▸ Material:
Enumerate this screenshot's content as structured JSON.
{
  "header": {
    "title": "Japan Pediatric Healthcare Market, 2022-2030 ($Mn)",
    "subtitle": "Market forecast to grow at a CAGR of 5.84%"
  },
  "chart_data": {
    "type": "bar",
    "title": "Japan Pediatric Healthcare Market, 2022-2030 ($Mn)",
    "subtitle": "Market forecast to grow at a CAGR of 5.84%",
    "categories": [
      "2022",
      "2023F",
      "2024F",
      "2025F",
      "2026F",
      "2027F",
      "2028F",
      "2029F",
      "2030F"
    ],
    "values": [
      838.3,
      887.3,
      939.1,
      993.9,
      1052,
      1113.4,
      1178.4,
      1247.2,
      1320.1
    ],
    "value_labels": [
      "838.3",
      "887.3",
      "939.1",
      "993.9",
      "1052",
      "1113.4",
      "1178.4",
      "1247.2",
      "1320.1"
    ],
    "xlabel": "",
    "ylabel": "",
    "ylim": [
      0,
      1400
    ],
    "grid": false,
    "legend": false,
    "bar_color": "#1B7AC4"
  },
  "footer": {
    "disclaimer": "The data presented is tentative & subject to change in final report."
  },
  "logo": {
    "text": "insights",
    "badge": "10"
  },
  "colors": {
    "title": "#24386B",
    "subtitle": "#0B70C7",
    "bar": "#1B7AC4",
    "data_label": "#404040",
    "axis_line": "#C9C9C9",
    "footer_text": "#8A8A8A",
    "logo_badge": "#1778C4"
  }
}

▸ Stated exercise: Go through the records above and set each one down exactly, please.

▸ Result of the exercise:
Enumerate this screenshot's content as structured JSON.
{
  "header": {
    "title": "Japan Pediatric Healthcare Market, 2022-2030 ($Mn)",
    "subtitle": "Market forecast to grow at a CAGR of 5.84%"
  },
  "chart_data": {
    "type": "bar",
    "title": "Japan Pediatric Healthcare Market, 2022-2030 ($Mn)",
    "subtitle": "Market forecast to grow at a CAGR of 5.84%",
    "categories": [
      "2022",
      "2023F",
      "2024F",
      "2025F",
      "2026F",
      "2027F",
      "2028F",
      "2029F",
      "2030F"
    ],
    "values": [
      838.3,
      887.3,
      939.1,
      993.9,
      1052,
      1113.4,
      1178.4,
      1247.2,
      1320.1
    ],
    "value_labels": [
      "838.3",
      "887.3",
      "939.1",
      "993.9",
      "1052",
      "1113.4",
      "1178.4",
      "1247.2",
      "1320.1"
    ],
    "xlabel": "",
    "ylabel": "",
    "ylim": [
      0,
      1400
    ],
    "grid": false,
    "legend": false,
    "bar_color": "#1B7AC4"
  },
  "footer": {
    "disclaimer": "The data presented is tentative & subject to change in final report."
  },
  "logo": {
    "text": "insights",
    "badge": "10"
  },
  "colors": {
    "title": "#24386B",
    "subtitle": "#0B70C7",
    "bar": "#1B7AC4",
    "data_label": "#404040",
    "axis_line": "#C9C9C9",
    "footer_text": "#8A8A8A",
    "logo_badge": "#1778C4"
  }
}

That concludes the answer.